(What needs to be done) Transcribe all of the material exactly, except for its pictures.
Start of Entries provided
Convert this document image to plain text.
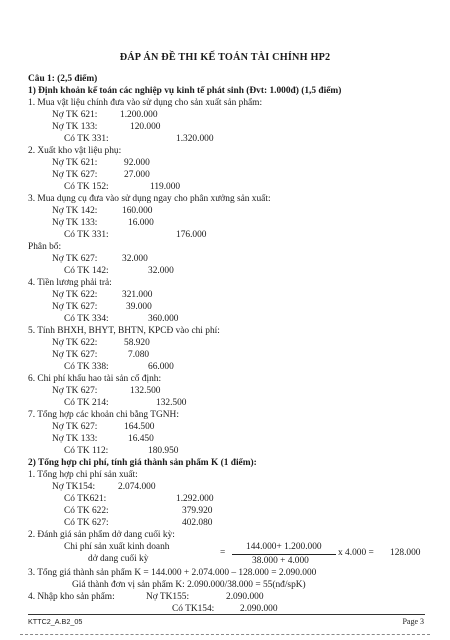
ĐÁP ÁN ĐỀ THI KẾ TOÁN TÀI CHÍNH HP2
Câu 1: (2,5 điểm)
1) Định khoản kế toán các nghiệp vụ kinh tế phát sinh (Đvt: 1.000đ) (1,5 điểm)
1. Mua vật liệu chính đưa vào sử dụng cho sản xuất sản phẩm:
Nợ TK 621: 1.200.000
Nợ TK 133:	120.000
Có TK 331:	1.320.000
2. Xuất kho vật liệu phụ:
Nợ TK 621:	92.000
Nợ TK 627:	27.000
Có TK 152:	119.000
3. Mua dụng cụ đưa vào sử dụng ngay cho phân xưởng sản xuất:
Nợ TK 142:	160.000
Nợ TK 133:	16.000
Có TK 331:	176.000
Phân bổ:
Nợ TK 627:	32.000
Có TK 142:	32.000
4. Tiền lương phải trả:
Nợ TK 622:	321.000
Nợ TK 627:	39.000
Có TK 334:	360.000
5. Tính BHXH, BHYT, BHTN, KPCĐ vào chi phí:
Nợ TK 622:	58.920
Nợ TK 627:	7.080
Có TK 338:	66.000
6. Chi phí khấu hao tài sản cố định:
Nợ TK 627:	132.500
Có TK 214:	132.500
7. Tổng hợp các khoản chi bằng TGNH:
Nợ TK 627:	164.500
Nợ TK 133:	16.450
Có TK 112:	180.950
2) Tổng hợp chi phí, tính giá thành sản phẩm K (1 điểm):
1. Tổng hợp chi phí sản xuất:
Nợ TK154: 2.074.000
Có TK621:	1.292.000
Có TK 622:	379.920
Có TK 627:	402.080
2. Đánh giá sản phẩm dở dang cuối kỳ:
Chi phí sản xuất kinh doanh
dở dang cuối kỳ
=
144.000+ 1.200.000
38.000 + 4.000
x 4.000 = 128.000
3. Tổng giá thành sản phẩm K = 144.000 + 2.074.000 – 128.000 = 2.090.000
Giá thành đơn vị sản phẩm K: 2.090.000/38.000 = 55(nđ/spK)
4. Nhập kho sản phẩm:	Nợ TK155:	2.090.000
Có TK154:	2.090.000
KTTC2_A.B2_05	Page 3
End of Entries provided
(The output)
Convert this document image to plain text.
ĐÁP ÁN ĐỀ THI KẾ TOÁN TÀI CHÍNH HP2
Câu 1: (2,5 điểm)
1) Định khoản kế toán các nghiệp vụ kinh tế phát sinh (Đvt: 1.000đ) (1,5 điểm)
1. Mua vật liệu chính đưa vào sử dụng cho sản xuất sản phẩm:
Nợ TK 621: 1.200.000
Nợ TK 133:	120.000
Có TK 331:	1.320.000
2. Xuất kho vật liệu phụ:
Nợ TK 621:	92.000
Nợ TK 627:	27.000
Có TK 152:	119.000
3. Mua dụng cụ đưa vào sử dụng ngay cho phân xưởng sản xuất:
Nợ TK 142:	160.000
Nợ TK 133:	16.000
Có TK 331:	176.000
Phân bổ:
Nợ TK 627:	32.000
Có TK 142:	32.000
4. Tiền lương phải trả:
Nợ TK 622:	321.000
Nợ TK 627:	39.000
Có TK 334:	360.000
5. Tính BHXH, BHYT, BHTN, KPCĐ vào chi phí:
Nợ TK 622:	58.920
Nợ TK 627:	7.080
Có TK 338:	66.000
6. Chi phí khấu hao tài sản cố định:
Nợ TK 627:	132.500
Có TK 214:	132.500
7. Tổng hợp các khoản chi bằng TGNH:
Nợ TK 627:	164.500
Nợ TK 133:	16.450
Có TK 112:	180.950
2) Tổng hợp chi phí, tính giá thành sản phẩm K (1 điểm):
1. Tổng hợp chi phí sản xuất:
Nợ TK154: 2.074.000
Có TK621:	1.292.000
Có TK 622:	379.920
Có TK 627:	402.080
2. Đánh giá sản phẩm dở dang cuối kỳ:
Chi phí sản xuất kinh doanh
dở dang cuối kỳ
=
144.000+ 1.200.000
38.000 + 4.000
x 4.000 = 128.000
3. Tổng giá thành sản phẩm K = 144.000 + 2.074.000 – 128.000 = 2.090.000
Giá thành đơn vị sản phẩm K: 2.090.000/38.000 = 55(nđ/spK)
4. Nhập kho sản phẩm:	Nợ TK155:	2.090.000
Có TK154:	2.090.000
KTTC2_A.B2_05	Page 3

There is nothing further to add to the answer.